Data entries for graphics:
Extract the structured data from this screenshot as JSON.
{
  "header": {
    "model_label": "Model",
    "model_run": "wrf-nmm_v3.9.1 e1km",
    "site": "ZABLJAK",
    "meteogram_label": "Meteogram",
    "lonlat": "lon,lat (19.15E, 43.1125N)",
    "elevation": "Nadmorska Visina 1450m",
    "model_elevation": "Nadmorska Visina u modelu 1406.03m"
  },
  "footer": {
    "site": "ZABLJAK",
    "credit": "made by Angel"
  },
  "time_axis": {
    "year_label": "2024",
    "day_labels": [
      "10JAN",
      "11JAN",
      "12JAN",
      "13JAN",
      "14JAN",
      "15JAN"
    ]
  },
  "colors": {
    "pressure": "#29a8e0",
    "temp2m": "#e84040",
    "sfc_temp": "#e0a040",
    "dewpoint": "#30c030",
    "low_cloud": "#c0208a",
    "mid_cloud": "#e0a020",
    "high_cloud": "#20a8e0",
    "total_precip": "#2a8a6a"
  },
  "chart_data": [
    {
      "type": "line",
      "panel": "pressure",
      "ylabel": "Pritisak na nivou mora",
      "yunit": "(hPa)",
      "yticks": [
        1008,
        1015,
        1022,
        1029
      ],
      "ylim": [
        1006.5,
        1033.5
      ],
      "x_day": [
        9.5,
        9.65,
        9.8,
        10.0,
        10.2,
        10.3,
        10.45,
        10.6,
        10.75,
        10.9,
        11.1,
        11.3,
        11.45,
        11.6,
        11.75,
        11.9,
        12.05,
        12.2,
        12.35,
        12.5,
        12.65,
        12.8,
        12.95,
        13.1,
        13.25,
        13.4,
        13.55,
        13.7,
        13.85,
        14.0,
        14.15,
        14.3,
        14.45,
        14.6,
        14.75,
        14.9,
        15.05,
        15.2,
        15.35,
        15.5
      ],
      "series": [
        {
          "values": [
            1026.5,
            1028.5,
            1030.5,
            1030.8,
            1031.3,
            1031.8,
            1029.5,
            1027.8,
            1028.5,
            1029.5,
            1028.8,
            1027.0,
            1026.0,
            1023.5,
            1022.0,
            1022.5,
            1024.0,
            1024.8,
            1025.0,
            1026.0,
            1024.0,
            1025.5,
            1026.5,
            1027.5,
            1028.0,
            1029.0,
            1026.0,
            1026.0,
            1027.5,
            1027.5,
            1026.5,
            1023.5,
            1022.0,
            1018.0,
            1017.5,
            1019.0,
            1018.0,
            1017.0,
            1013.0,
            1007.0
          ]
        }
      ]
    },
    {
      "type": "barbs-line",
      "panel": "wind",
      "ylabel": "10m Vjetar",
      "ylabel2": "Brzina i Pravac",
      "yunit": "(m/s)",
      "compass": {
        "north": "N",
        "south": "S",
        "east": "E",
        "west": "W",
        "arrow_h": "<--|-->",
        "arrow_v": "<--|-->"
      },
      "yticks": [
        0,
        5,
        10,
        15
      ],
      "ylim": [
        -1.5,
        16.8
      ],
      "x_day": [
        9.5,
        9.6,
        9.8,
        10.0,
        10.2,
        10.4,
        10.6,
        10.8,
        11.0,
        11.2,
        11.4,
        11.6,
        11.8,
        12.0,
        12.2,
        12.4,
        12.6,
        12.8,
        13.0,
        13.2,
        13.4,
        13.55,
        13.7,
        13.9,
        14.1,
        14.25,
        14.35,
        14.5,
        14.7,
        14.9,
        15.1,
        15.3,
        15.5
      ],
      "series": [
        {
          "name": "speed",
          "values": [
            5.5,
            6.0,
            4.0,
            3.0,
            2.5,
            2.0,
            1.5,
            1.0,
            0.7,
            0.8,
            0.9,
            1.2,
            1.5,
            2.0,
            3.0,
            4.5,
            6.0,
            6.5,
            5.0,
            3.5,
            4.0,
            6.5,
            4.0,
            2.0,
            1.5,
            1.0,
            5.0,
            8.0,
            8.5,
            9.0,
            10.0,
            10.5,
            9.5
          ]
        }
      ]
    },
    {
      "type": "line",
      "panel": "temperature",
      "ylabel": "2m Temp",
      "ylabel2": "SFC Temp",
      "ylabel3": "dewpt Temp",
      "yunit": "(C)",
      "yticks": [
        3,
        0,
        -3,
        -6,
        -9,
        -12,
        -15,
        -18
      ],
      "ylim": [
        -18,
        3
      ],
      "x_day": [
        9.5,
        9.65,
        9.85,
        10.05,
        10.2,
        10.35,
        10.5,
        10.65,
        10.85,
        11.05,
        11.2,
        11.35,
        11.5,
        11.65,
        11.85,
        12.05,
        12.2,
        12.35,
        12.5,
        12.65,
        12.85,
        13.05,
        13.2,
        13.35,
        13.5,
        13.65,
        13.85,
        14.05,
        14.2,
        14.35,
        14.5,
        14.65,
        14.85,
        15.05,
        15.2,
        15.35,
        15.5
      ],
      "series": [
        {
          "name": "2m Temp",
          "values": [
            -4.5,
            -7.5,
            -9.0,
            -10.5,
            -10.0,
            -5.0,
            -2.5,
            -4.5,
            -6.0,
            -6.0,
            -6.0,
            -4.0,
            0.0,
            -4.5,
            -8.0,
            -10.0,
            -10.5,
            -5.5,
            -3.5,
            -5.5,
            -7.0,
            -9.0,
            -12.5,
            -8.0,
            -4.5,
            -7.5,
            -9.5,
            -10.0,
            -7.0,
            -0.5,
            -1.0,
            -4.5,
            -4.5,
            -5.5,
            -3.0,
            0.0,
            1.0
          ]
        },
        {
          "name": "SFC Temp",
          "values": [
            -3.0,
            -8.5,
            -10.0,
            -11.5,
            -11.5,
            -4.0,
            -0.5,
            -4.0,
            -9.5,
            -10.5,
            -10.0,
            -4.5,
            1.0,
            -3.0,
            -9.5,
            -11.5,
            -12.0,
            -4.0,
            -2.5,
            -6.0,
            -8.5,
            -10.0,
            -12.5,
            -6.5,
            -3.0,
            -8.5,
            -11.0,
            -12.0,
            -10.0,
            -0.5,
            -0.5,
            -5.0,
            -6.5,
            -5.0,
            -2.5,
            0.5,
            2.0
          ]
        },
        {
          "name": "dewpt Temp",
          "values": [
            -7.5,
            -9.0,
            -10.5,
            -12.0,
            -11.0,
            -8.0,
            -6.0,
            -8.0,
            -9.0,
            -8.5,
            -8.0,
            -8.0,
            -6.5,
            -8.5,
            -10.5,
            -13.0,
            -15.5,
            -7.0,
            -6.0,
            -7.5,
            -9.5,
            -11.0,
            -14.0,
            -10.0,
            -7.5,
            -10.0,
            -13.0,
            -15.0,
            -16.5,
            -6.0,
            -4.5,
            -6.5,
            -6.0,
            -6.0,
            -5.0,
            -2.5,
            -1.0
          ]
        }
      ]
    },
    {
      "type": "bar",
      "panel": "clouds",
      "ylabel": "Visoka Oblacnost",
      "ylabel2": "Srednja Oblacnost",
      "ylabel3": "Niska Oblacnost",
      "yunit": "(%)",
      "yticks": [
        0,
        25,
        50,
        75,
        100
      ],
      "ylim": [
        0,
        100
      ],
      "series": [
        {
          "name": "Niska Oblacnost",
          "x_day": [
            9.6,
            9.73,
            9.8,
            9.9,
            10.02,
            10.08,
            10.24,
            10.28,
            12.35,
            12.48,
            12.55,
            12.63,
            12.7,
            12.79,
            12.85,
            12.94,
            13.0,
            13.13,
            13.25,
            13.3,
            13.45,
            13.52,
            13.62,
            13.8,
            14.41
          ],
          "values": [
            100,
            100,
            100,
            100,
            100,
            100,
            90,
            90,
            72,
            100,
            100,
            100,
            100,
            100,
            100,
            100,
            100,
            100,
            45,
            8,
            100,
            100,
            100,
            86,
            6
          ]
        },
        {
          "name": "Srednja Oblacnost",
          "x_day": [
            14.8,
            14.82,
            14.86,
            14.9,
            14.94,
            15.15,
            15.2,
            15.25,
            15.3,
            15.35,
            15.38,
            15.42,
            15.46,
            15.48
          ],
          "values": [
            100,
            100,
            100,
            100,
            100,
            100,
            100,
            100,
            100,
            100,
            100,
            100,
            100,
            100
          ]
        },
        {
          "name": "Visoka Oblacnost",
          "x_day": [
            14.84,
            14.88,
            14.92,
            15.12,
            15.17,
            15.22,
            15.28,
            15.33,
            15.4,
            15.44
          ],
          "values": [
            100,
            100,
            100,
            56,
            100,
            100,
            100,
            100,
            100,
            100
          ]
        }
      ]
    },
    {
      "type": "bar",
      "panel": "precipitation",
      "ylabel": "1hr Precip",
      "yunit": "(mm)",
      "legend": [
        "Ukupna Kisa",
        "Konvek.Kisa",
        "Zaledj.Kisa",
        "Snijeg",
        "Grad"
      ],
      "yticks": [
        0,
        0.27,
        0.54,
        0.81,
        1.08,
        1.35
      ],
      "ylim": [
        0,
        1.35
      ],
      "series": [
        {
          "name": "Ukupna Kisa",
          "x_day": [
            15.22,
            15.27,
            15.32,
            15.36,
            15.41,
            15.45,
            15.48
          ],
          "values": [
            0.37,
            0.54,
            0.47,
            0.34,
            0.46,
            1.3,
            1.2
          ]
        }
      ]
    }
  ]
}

* **EXERCISE GOAL**:
Filter the listing above by the word "Kisa"; copy each line that passes.

* **REPLY**:
        "Ukupna Kisa",
        "Konvek.Kisa",
        "Zaledj.Kisa",
          "name": "Ukupna Kisa",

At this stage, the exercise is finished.